▶ _What is expected_
Using the records that follow, copy every line containing the word "JSON".

▶ _Available records_
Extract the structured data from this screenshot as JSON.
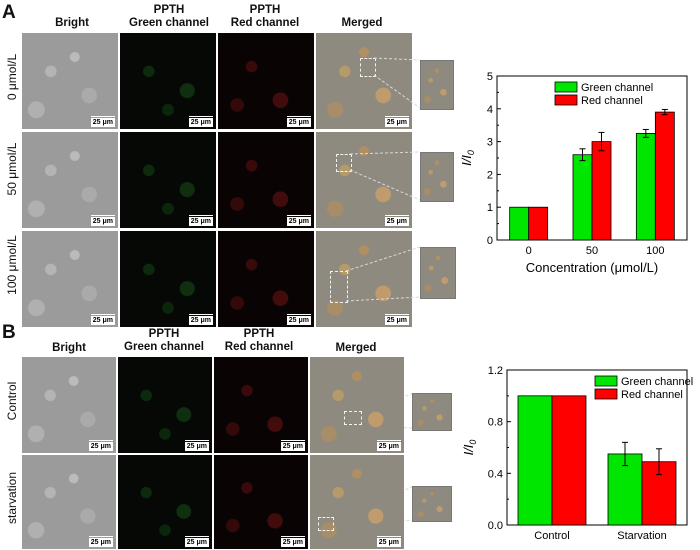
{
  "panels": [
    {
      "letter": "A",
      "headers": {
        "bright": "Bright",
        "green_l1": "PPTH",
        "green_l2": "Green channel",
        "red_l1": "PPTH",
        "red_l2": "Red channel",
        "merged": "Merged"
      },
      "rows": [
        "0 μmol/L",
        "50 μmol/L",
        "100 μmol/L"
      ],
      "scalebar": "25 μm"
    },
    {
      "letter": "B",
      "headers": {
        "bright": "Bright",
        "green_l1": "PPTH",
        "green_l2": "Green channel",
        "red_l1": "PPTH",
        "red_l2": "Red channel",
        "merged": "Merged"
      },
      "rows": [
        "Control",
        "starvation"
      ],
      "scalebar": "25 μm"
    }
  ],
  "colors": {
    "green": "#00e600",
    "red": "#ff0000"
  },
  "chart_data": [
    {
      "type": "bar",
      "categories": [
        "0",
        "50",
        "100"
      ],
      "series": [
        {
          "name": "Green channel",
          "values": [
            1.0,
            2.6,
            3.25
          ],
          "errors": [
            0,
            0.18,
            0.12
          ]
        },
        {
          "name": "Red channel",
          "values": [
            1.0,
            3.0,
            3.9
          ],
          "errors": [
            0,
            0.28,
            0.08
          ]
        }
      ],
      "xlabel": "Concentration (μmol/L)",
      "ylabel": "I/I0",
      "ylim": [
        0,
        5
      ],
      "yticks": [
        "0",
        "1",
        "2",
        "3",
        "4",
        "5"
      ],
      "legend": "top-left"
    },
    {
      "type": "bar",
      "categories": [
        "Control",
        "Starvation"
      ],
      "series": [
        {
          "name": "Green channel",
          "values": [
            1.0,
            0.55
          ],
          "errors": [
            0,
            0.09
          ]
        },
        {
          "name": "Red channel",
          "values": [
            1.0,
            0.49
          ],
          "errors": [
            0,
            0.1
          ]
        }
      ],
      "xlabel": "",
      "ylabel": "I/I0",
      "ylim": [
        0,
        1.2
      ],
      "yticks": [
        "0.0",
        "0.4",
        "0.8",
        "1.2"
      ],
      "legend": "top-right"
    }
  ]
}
...
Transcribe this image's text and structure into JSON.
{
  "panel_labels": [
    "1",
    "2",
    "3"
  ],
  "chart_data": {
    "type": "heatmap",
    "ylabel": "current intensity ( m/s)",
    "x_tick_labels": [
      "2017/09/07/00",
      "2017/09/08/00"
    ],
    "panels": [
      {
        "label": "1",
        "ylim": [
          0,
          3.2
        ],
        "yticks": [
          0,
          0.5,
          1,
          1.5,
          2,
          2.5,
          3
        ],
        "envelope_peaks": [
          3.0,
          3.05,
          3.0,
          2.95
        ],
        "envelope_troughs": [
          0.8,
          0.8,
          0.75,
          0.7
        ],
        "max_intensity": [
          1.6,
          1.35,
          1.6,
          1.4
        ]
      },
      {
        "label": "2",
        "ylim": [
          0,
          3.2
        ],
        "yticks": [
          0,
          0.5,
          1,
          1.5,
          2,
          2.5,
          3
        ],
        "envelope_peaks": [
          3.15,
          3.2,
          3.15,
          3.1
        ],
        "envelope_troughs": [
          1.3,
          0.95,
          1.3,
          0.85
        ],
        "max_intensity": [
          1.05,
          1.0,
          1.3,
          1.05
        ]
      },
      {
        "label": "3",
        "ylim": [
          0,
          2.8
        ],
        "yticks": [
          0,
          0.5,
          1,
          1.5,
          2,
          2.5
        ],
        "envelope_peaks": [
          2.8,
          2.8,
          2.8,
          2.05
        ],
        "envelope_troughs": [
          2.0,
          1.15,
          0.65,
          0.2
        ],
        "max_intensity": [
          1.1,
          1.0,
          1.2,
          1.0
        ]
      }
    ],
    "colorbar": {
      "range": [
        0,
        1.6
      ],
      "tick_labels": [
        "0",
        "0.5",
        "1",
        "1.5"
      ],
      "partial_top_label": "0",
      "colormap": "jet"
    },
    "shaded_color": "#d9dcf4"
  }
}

▶ _Result for this task_
Extract the structured data from this screenshot as JSON.
Transcribe this image's text and structure into JSON.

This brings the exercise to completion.